What you will do: Quote all of the data below exactly, please.

┌─ Input for this task

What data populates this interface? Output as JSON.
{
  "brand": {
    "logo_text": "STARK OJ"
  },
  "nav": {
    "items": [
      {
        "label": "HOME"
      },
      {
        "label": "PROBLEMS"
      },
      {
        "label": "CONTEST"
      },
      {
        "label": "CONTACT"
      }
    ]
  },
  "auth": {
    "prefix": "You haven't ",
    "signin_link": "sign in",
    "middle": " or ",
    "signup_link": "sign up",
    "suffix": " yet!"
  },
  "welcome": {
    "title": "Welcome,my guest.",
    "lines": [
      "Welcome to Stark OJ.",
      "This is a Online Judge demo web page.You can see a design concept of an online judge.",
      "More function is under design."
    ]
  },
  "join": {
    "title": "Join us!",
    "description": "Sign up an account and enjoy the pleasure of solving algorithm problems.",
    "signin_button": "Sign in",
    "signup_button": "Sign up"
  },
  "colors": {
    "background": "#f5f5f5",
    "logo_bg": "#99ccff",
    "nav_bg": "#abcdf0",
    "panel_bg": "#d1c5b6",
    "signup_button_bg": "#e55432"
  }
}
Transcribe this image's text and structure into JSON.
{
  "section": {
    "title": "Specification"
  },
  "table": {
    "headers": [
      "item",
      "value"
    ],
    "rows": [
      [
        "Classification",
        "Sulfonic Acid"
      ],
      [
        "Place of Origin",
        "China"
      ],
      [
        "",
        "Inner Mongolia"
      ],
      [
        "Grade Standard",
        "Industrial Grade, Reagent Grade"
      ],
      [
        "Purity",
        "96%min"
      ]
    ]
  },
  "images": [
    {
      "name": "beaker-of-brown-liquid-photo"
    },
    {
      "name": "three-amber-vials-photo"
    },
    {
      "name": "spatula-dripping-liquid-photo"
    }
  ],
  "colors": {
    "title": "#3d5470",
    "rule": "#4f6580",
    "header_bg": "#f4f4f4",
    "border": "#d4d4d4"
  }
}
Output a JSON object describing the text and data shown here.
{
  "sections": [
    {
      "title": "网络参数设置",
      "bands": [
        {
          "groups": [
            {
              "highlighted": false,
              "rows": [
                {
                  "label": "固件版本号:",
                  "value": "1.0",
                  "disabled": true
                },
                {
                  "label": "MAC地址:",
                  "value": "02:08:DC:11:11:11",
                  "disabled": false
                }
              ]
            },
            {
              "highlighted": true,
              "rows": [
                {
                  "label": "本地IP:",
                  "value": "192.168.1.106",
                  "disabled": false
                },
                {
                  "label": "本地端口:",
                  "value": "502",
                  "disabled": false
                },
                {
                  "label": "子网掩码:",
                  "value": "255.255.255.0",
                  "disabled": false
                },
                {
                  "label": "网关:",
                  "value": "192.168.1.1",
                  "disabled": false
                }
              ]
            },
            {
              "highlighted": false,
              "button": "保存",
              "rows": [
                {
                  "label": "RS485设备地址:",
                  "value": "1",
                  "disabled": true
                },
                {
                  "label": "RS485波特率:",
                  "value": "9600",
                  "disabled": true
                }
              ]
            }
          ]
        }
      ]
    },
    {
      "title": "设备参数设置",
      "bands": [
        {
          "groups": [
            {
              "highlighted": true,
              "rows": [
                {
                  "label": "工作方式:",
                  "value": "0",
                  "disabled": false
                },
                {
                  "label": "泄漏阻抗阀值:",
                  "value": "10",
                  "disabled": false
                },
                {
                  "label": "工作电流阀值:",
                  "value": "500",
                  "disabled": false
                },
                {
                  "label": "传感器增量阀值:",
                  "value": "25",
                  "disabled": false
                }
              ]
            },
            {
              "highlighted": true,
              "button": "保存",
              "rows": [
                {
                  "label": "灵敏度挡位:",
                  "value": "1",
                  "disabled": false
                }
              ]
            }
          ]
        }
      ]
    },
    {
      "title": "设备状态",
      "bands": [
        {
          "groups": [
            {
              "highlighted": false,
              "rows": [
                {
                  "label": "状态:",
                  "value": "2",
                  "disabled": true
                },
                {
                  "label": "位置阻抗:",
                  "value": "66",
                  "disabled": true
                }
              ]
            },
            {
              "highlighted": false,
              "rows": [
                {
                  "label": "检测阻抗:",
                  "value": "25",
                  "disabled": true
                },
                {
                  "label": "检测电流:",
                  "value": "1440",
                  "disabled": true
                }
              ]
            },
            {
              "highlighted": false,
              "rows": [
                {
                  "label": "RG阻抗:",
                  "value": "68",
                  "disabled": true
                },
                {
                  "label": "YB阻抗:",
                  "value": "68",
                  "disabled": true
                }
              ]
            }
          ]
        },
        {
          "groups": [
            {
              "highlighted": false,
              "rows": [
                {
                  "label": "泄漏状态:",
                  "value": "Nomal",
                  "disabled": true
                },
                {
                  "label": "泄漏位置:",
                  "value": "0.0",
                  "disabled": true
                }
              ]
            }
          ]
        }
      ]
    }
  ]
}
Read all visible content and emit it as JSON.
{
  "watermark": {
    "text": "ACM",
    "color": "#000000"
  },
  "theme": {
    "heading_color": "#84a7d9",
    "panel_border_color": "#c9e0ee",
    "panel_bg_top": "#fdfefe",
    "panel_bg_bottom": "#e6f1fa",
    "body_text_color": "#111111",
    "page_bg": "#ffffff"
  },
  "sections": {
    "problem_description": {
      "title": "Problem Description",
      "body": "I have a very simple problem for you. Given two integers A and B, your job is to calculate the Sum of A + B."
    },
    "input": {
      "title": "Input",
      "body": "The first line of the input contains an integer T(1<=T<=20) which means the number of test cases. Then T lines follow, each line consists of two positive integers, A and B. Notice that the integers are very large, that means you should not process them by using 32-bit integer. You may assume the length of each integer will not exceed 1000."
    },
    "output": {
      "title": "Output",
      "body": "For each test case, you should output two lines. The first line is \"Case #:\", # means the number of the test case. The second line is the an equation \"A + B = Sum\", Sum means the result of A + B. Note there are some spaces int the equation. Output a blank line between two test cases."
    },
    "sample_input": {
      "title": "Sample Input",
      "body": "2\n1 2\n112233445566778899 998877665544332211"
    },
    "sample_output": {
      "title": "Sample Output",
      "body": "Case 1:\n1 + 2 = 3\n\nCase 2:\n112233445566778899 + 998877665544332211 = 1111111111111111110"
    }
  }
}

└─

Task result:
What data populates this interface? Output as JSON.
{
  "brand": {
    "logo_text": "STARK OJ"
  },
  "nav": {
    "items": [
      {
        "label": "HOME"
      },
      {
        "label": "PROBLEMS"
      },
      {
        "label": "CONTEST"
      },
      {
        "label": "CONTACT"
      }
    ]
  },
  "auth": {
    "prefix": "You haven't ",
    "signin_link": "sign in",
    "middle": " or ",
    "signup_link": "sign up",
    "suffix": " yet!"
  },
  "welcome": {
    "title": "Welcome,my guest.",
    "lines": [
      "Welcome to Stark OJ.",
      "This is a Online Judge demo web page.You can see a design concept of an online judge.",
      "More function is under design."
    ]
  },
  "join": {
    "title": "Join us!",
    "description": "Sign up an account and enjoy the pleasure of solving algorithm problems.",
    "signin_button": "Sign in",
    "signup_button": "Sign up"
  },
  "colors": {
    "background": "#f5f5f5",
    "logo_bg": "#99ccff",
    "nav_bg": "#abcdf0",
    "panel_bg": "#d1c5b6",
    "signup_button_bg": "#e55432"
  }
}
Transcribe this image's text and structure into JSON.
{
  "section": {
    "title": "Specification"
  },
  "table": {
    "headers": [
      "item",
      "value"
    ],
    "rows": [
      [
        "Classification",
        "Sulfonic Acid"
      ],
      [
        "Place of Origin",
        "China"
      ],
      [
        "",
        "Inner Mongolia"
      ],
      [
        "Grade Standard",
        "Industrial Grade, Reagent Grade"
      ],
      [
        "Purity",
        "96%min"
      ]
    ]
  },
  "images": [
    {
      "name": "beaker-of-brown-liquid-photo"
    },
    {
      "name": "three-amber-vials-photo"
    },
    {
      "name": "spatula-dripping-liquid-photo"
    }
  ],
  "colors": {
    "title": "#3d5470",
    "rule": "#4f6580",
    "header_bg": "#f4f4f4",
    "border": "#d4d4d4"
  }
}
Output a JSON object describing the text and data shown here.
{
  "sections": [
    {
      "title": "网络参数设置",
      "bands": [
        {
          "groups": [
            {
              "highlighted": false,
              "rows": [
                {
                  "label": "固件版本号:",
                  "value": "1.0",
                  "disabled": true
                },
                {
                  "label": "MAC地址:",
                  "value": "02:08:DC:11:11:11",
                  "disabled": false
                }
              ]
            },
            {
              "highlighted": true,
              "rows": [
                {
                  "label": "本地IP:",
                  "value": "192.168.1.106",
                  "disabled": false
                },
                {
                  "label": "本地端口:",
                  "value": "502",
                  "disabled": false
                },
                {
                  "label": "子网掩码:",
                  "value": "255.255.255.0",
                  "disabled": false
                },
                {
                  "label": "网关:",
                  "value": "192.168.1.1",
                  "disabled": false
                }
              ]
            },
            {
              "highlighted": false,
              "button": "保存",
              "rows": [
                {
                  "label": "RS485设备地址:",
                  "value": "1",
                  "disabled": true
                },
                {
                  "label": "RS485波特率:",
                  "value": "9600",
                  "disabled": true
                }
              ]
            }
          ]
        }
      ]
    },
    {
      "title": "设备参数设置",
      "bands": [
        {
          "groups": [
            {
              "highlighted": true,
              "rows": [
                {
                  "label": "工作方式:",
                  "value": "0",
                  "disabled": false
                },
                {
                  "label": "泄漏阻抗阀值:",
                  "value": "10",
                  "disabled": false
                },
                {
                  "label": "工作电流阀值:",
                  "value": "500",
                  "disabled": false
                },
                {
                  "label": "传感器增量阀值:",
                  "value": "25",
                  "disabled": false
                }
              ]
            },
            {
              "highlighted": true,
              "button": "保存",
              "rows": [
                {
                  "label": "灵敏度挡位:",
                  "value": "1",
                  "disabled": false
                }
              ]
            }
          ]
        }
      ]
    },
    {
      "title": "设备状态",
      "bands": [
        {
          "groups": [
            {
              "highlighted": false,
              "rows": [
                {
                  "label": "状态:",
                  "value": "2",
                  "disabled": true
                },
                {
                  "label": "位置阻抗:",
                  "value": "66",
                  "disabled": true
                }
              ]
            },
            {
              "highlighted": false,
              "rows": [
                {
                  "label": "检测阻抗:",
                  "value": "25",
                  "disabled": true
                },
                {
                  "label": "检测电流:",
                  "value": "1440",
                  "disabled": true
                }
              ]
            },
            {
              "highlighted": false,
              "rows": [
                {
                  "label": "RG阻抗:",
                  "value": "68",
                  "disabled": true
                },
                {
                  "label": "YB阻抗:",
                  "value": "68",
                  "disabled": true
                }
              ]
            }
          ]
        },
        {
          "groups": [
            {
              "highlighted": false,
              "rows": [
                {
                  "label": "泄漏状态:",
                  "value": "Nomal",
                  "disabled": true
                },
                {
                  "label": "泄漏位置:",
                  "value": "0.0",
                  "disabled": true
                }
              ]
            }
          ]
        }
      ]
    }
  ]
}
Read all visible content and emit it as JSON.
{
  "watermark": {
    "text": "ACM",
    "color": "#000000"
  },
  "theme": {
    "heading_color": "#84a7d9",
    "panel_border_color": "#c9e0ee",
    "panel_bg_top": "#fdfefe",
    "panel_bg_bottom": "#e6f1fa",
    "body_text_color": "#111111",
    "page_bg": "#ffffff"
  },
  "sections": {
    "problem_description": {
      "title": "Problem Description",
      "body": "I have a very simple problem for you. Given two integers A and B, your job is to calculate the Sum of A + B."
    },
    "input": {
      "title": "Input",
      "body": "The first line of the input contains an integer T(1<=T<=20) which means the number of test cases. Then T lines follow, each line consists of two positive integers, A and B. Notice that the integers are very large, that means you should not process them by using 32-bit integer. You may assume the length of each integer will not exceed 1000."
    },
    "output": {
      "title": "Output",
      "body": "For each test case, you should output two lines. The first line is \"Case #:\", # means the number of the test case. The second line is the an equation \"A + B = Sum\", Sum means the result of A + B. Note there are some spaces int the equation. Output a blank line between two test cases."
    },
    "sample_input": {
      "title": "Sample Input",
      "body": "2\n1 2\n112233445566778899 998877665544332211"
    },
    "sample_output": {
      "title": "Sample Output",
      "body": "Case 1:\n1 + 2 = 3\n\nCase 2:\n112233445566778899 + 998877665544332211 = 1111111111111111110"
    }
  }
}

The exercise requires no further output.